» Exercise tasks
(a) In the interview excerpt below, why does Jason Riley find the spread of critical race theory worrisome? Answer in one to three sentences.
(b) According to the interview excerpt below, where was critical race theory mostly confined before it spread?
(c) Please rewrite the paragraph of the interview excerpt below that begins "I am worried to some extent today" as a short list, keeping its main facts.
— START Excerpt —
Are you worried about what's happening today? And do you think that the implications of everything that's happening today will be more difficult to get- I don't know if get over is the right way to put it- but just to move forward?

Jason Riley:

I am worried to some extent today about the trend lines. Particularly what's going on with the critical race theory discussion. That's something that's been around for decades, but was mostly confined to academic seminars on college campuses and writings among intellectuals who were writing for one another. Now we see it seeping into school curriculum from kindergarten on up. We see it in the workplace and diversity training programs. We see it in the everyday vernacular, people use. Unconscious bias, systemic racism, anti-racist things like that. And that I find worrisome, because it's a theory that I think doesn't hold up very well to scrutiny, first of all, but also, it blames all of the problems of blacks on white people and says it is the responsibility of white people to solve the problems of black people. And I dont know how you help a group advance who walks out the door every day with that attitude. That none of the problems they have are their fault, and they have no responsibility to take care of themselves. They're all the fault of someone else. And I just don't think that's a recipe for helping a group advance. And to the extent that that sort of thinking has gained currency in popular culture does disturb me.

Juliette:

That mindset does worry me too. To wrap up quickly answer this last question. What is one thing you believed at one time in your life that you later changed your position on and why?
— END Excerpt —
— START Source excerpt —
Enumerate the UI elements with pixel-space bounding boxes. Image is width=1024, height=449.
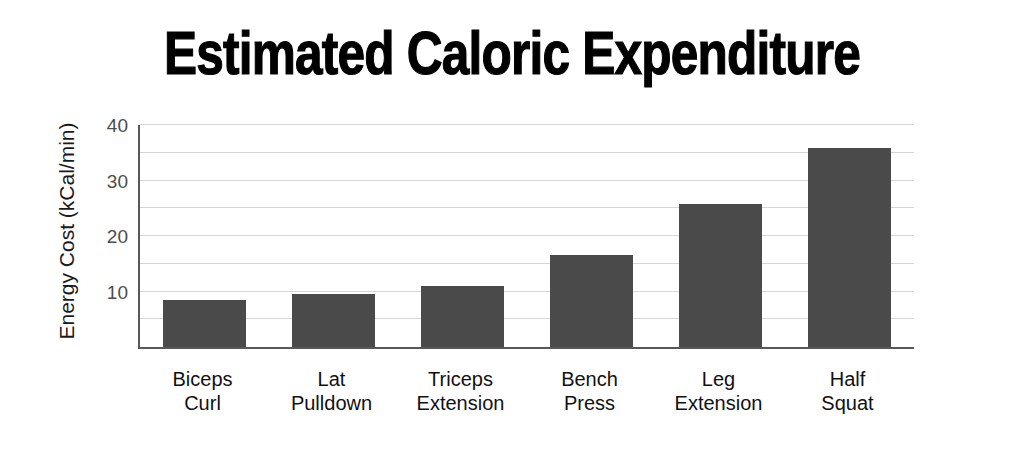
— END Source excerpt —
» Answers for the exercise
(a) He thinks the theory doesn't hold up well to scrutiny, and it blames all of the problems of blacks on white people while making white people responsible for solving them. He doesn't see how a group can advance if its members go out every day believing none of their problems are their fault and they have no responsibility to take care of themselves.

(b) It was mostly confined to academic seminars on college campuses and writings among intellectuals who were writing for one another.

(c)
- Riley is somewhat worried about current trend lines, especially the critical race theory discussion.
- The theory has been around for decades. It was mostly confined to academic seminars on college campuses and to intellectuals writing for one another.
- It is now seeping into school curriculum from kindergarten on up, into workplace diversity training, and into everyday vernacular such as "unconscious bias," "systemic racism," and "anti-racist."
- He thinks the theory doesn't hold up well to scrutiny.
- He also objects that it blames all of the problems of blacks on white people and makes white people responsible for solving them.
- He doubts a group can advance if it believes none of its problems are its own fault and it has no responsibility to take care of itself.
- It disturbs him that this thinking has gained currency in popular culture.